THE EXERCISE> Locate all lines with the word "ylabel" and copy them out.

RECORDED DATA>
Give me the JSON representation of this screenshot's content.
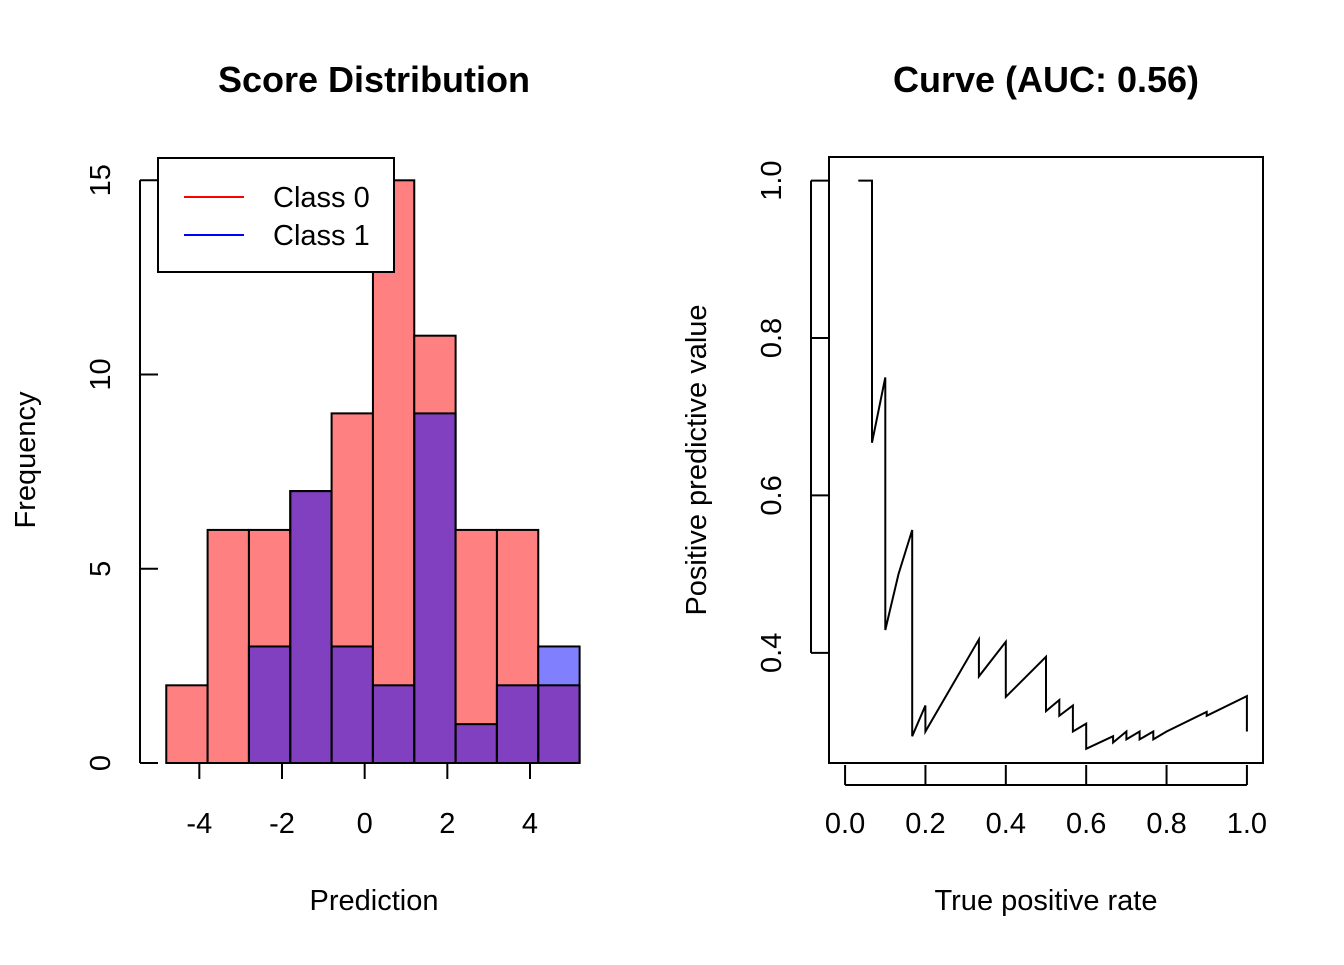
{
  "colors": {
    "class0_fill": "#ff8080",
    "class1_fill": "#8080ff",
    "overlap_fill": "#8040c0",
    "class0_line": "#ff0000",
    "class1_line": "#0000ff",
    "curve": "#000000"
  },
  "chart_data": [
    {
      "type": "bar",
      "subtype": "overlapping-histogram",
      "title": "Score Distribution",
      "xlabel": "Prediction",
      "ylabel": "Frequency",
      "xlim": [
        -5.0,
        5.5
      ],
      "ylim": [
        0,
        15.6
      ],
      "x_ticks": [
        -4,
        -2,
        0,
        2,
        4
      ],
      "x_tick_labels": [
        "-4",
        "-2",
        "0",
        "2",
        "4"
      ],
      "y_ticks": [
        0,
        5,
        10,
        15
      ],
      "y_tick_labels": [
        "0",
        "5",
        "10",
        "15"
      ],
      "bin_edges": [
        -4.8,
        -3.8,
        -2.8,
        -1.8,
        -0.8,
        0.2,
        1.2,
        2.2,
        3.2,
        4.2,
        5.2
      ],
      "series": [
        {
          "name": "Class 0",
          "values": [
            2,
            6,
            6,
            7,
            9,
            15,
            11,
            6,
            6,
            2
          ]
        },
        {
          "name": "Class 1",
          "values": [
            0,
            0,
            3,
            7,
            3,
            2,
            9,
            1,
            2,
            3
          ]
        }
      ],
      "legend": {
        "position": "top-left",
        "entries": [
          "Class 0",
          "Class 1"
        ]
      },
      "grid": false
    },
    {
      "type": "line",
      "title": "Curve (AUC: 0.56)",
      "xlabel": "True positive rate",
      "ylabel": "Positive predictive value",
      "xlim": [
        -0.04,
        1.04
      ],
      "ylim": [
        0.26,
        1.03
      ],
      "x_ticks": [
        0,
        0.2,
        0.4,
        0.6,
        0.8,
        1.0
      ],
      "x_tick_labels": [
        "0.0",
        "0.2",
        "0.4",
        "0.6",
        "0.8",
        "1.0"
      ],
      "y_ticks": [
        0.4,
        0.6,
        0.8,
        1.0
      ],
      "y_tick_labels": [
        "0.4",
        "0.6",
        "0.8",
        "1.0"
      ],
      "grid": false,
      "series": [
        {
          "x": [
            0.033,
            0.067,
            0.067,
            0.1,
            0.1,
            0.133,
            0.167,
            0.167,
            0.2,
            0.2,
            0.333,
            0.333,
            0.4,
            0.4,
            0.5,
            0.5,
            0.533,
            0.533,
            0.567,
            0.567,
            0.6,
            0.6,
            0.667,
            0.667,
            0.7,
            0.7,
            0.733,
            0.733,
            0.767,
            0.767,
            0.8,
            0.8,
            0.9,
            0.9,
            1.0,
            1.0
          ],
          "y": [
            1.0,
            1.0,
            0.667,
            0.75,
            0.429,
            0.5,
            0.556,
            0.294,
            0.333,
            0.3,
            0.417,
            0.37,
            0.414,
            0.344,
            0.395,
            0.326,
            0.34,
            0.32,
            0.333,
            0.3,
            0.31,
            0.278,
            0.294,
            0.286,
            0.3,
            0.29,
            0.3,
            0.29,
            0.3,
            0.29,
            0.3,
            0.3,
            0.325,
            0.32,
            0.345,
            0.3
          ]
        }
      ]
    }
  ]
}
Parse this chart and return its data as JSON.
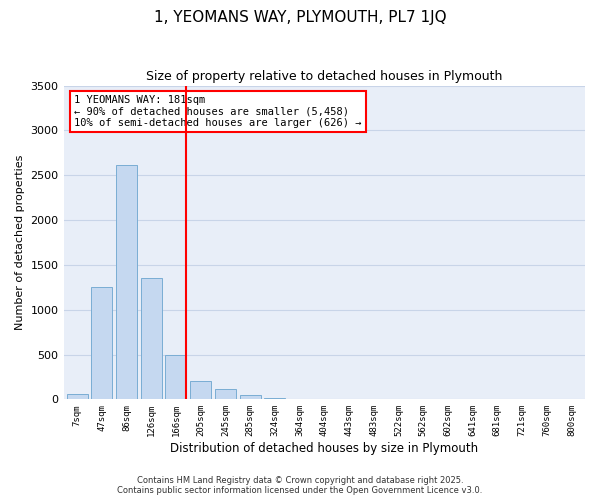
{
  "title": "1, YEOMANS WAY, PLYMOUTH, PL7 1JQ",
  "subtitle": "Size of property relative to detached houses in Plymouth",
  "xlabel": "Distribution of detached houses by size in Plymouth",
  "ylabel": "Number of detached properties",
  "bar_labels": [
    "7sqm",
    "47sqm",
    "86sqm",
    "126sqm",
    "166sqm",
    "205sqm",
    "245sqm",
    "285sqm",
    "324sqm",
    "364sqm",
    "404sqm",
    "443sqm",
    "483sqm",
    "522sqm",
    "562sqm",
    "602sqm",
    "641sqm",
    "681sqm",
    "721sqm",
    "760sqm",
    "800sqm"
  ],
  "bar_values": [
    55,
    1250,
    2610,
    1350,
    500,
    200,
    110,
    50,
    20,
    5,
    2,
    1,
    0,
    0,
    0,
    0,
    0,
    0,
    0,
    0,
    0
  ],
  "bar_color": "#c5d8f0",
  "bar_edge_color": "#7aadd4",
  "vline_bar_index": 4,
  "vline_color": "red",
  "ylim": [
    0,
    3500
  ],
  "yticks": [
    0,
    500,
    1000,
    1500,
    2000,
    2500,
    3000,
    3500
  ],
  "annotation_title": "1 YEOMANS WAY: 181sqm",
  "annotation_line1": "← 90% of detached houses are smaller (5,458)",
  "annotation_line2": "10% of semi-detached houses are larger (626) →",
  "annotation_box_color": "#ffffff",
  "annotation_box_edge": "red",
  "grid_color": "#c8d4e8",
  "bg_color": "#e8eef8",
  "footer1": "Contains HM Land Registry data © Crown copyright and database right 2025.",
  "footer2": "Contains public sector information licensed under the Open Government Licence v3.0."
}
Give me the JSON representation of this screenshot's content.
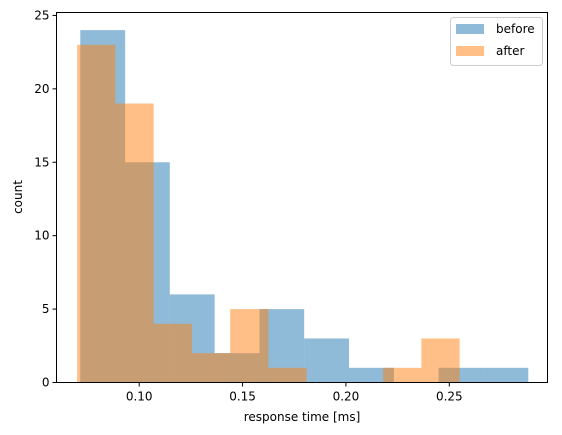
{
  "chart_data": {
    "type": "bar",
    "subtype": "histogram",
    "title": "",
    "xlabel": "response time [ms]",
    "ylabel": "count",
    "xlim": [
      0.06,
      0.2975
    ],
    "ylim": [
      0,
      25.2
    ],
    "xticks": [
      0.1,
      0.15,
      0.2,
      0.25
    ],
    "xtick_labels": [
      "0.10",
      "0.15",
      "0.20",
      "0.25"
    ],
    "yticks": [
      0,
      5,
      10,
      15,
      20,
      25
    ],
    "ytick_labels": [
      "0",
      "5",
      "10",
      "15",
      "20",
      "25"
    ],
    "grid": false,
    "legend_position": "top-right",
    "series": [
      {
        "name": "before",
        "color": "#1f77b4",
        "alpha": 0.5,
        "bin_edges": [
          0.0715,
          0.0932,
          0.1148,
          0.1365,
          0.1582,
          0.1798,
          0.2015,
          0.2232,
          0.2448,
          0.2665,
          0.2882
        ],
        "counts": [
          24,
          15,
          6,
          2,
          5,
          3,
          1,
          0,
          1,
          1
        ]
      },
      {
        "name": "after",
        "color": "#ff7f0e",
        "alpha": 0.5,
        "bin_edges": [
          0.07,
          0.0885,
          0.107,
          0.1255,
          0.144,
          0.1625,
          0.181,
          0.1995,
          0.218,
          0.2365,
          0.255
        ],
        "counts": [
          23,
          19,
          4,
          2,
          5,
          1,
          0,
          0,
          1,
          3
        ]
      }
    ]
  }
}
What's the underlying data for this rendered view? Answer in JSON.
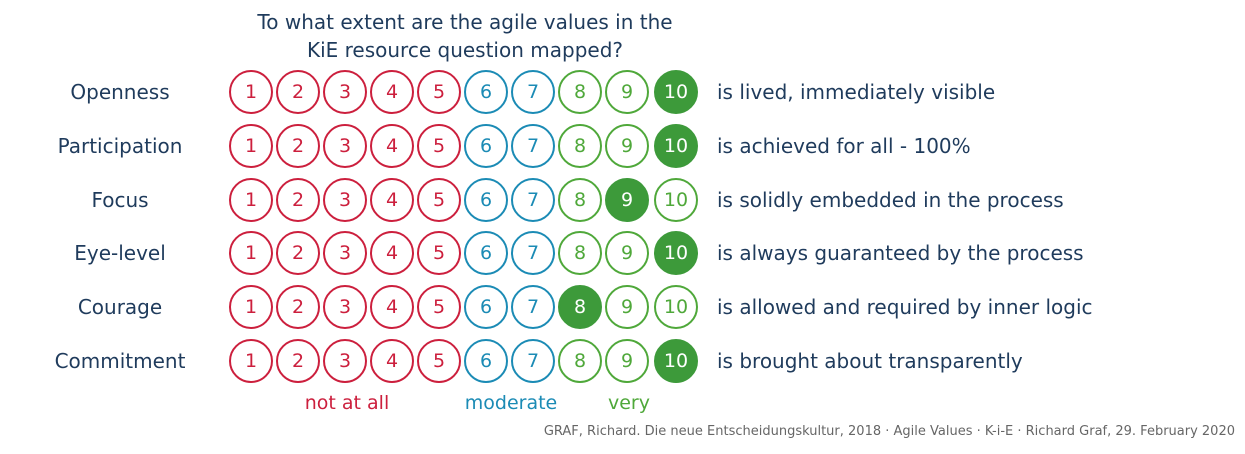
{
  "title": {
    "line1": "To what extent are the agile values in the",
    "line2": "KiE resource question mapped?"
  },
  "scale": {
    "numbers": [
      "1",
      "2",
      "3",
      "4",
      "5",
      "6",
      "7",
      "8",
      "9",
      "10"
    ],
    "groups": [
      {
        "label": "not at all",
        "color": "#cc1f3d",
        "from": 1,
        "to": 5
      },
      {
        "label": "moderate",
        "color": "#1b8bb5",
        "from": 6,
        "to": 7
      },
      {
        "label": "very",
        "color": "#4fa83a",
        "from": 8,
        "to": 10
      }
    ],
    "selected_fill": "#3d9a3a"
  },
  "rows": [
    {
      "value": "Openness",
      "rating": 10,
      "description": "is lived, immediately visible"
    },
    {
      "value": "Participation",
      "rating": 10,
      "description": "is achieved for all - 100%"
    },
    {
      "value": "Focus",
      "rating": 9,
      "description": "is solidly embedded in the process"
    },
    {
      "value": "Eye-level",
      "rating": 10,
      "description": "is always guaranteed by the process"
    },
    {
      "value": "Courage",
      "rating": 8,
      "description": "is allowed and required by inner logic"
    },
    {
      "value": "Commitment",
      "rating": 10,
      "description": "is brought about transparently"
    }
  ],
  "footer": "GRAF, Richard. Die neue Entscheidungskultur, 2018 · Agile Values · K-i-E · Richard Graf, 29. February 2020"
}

RESULT OF THIS EXERCISE>
      "ylabel": "Frequency",
      "ylabel": "Positive predictive value",
  "ylabel": "Number of detached properties",
    "ylabel": "count",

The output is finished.